_Requirements_
Extract each line bearing the word "PANT".

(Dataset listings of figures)
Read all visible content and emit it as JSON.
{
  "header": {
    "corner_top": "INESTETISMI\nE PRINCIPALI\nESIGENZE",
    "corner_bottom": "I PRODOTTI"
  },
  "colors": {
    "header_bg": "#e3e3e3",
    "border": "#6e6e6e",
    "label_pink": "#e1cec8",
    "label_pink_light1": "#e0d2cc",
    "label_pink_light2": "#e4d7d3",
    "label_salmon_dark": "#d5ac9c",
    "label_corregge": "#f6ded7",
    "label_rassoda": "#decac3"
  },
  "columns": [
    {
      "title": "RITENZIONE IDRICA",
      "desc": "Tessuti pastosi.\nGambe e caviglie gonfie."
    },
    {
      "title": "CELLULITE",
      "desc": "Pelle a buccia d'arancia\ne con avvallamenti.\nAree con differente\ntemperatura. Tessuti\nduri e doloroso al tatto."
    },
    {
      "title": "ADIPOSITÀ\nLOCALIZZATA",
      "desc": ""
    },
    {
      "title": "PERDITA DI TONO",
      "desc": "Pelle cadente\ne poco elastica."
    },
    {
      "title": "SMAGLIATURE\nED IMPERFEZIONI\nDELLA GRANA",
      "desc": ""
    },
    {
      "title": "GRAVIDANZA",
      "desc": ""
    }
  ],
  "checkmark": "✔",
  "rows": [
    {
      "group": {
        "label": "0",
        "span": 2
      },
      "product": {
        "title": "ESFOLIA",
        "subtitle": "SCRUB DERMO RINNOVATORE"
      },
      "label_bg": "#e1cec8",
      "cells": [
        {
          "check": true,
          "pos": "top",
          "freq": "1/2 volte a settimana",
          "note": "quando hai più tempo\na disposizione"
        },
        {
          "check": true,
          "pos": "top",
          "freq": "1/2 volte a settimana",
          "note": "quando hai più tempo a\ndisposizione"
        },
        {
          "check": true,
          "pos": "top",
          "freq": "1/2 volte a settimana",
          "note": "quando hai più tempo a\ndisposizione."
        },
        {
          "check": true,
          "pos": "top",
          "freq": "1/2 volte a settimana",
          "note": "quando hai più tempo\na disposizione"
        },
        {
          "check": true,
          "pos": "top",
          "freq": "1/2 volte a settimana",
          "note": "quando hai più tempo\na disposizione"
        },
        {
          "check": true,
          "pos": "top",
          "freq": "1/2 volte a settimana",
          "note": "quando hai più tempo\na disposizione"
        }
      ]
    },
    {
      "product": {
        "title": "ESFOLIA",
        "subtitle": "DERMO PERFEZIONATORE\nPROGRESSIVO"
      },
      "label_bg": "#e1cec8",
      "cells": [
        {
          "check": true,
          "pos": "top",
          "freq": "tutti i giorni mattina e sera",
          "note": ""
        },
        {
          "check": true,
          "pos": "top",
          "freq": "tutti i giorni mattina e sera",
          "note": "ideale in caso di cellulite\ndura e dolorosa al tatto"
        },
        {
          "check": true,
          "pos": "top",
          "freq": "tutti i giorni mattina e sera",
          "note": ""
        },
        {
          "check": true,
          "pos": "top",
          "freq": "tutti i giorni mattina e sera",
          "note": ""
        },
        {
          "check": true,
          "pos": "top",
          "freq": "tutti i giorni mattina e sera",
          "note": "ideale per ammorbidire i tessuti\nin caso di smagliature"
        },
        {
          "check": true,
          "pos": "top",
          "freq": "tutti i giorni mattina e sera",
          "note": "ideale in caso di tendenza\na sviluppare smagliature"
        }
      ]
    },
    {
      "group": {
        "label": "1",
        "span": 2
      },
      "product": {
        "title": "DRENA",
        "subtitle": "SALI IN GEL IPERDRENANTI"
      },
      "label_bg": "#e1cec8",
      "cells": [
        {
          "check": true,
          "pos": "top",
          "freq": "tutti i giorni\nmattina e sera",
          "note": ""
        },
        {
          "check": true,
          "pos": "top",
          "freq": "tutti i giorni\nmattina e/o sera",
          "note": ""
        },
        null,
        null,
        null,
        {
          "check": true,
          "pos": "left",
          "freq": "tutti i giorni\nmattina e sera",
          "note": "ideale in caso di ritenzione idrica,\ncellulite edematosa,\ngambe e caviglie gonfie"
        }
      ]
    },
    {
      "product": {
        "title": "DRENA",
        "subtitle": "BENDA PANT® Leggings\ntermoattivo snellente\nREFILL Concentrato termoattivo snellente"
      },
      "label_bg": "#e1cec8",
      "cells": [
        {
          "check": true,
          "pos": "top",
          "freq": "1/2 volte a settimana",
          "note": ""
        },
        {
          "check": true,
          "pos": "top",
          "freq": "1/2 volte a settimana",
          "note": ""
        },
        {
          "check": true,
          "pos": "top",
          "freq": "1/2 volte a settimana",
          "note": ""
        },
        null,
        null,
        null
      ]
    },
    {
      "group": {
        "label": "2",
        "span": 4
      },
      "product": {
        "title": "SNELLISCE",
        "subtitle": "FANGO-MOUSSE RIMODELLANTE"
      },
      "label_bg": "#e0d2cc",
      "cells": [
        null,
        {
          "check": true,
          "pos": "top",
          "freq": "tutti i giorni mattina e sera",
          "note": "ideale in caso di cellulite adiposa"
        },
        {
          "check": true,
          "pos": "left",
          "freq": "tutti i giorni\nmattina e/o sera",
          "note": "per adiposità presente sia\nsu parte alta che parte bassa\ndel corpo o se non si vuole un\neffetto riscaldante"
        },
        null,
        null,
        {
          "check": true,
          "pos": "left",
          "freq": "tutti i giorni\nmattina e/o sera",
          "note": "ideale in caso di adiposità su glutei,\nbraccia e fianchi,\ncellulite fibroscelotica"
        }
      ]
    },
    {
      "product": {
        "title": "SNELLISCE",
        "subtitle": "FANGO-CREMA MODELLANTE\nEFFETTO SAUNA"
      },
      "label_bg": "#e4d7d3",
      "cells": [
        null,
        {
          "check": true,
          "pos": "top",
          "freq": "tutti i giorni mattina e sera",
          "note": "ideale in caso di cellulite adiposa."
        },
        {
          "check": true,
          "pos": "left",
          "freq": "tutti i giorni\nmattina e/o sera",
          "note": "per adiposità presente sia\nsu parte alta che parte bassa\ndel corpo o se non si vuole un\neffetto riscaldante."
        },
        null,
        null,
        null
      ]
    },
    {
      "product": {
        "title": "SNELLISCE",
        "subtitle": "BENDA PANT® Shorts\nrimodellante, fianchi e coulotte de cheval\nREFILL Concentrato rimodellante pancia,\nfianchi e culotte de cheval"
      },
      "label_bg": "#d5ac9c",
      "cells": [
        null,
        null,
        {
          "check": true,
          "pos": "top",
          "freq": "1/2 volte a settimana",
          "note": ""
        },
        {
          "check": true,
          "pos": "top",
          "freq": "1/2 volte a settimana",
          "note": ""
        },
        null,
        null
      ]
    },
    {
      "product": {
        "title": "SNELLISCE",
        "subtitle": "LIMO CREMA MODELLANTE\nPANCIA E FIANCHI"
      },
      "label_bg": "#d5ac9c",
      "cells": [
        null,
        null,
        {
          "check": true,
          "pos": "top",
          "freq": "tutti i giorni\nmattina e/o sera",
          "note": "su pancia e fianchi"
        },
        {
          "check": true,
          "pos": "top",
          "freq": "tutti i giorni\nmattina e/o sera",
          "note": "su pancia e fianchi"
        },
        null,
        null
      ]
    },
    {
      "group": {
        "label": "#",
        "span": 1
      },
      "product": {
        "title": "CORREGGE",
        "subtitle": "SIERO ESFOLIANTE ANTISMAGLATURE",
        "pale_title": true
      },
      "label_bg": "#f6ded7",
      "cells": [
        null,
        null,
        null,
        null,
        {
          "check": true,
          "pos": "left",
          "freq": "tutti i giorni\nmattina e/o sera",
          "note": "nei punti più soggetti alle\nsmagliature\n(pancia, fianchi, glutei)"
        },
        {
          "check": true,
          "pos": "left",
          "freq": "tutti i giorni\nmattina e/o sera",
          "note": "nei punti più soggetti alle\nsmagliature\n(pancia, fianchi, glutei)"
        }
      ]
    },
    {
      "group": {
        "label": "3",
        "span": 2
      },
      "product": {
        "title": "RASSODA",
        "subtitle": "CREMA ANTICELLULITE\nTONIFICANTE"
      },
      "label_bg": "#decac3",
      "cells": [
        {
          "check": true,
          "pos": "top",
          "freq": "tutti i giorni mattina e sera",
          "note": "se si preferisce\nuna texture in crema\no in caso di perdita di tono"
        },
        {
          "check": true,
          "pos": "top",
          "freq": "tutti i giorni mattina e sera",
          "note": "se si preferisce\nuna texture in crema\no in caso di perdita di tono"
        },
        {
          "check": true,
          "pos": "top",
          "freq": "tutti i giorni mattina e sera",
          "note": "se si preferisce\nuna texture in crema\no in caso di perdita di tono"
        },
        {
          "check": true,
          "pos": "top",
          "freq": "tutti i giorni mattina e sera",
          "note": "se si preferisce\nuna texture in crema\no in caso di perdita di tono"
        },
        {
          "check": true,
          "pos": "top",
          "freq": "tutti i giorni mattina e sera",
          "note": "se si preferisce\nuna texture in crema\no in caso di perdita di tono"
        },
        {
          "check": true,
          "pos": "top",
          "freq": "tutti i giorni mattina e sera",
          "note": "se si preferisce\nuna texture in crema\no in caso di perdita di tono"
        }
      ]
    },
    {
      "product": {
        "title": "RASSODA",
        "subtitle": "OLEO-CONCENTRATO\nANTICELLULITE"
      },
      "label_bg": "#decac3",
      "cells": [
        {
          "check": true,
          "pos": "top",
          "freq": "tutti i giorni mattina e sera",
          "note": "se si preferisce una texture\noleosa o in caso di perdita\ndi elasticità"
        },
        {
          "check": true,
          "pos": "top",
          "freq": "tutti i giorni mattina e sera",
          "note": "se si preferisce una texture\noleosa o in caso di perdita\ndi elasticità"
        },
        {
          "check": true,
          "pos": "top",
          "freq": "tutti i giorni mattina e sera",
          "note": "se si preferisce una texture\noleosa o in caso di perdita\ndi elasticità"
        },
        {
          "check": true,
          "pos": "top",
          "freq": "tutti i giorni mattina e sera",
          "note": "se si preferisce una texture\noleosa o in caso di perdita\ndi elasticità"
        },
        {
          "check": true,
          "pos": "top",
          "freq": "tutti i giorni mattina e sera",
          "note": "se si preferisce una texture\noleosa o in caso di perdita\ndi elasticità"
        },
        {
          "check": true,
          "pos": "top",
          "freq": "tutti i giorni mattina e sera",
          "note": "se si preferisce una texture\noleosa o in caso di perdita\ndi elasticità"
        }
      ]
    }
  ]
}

_Answer to this exercise_
        "subtitle": "BENDA PANT® Leggings\ntermoattivo snellente\nREFILL Concentrato termoattivo snellente"
        "subtitle": "BENDA PANT® Shorts\nrimodellante, fianchi e coulotte de cheval\nREFILL Concentrato rimodellante pancia,\nfianchi e culotte de cheval"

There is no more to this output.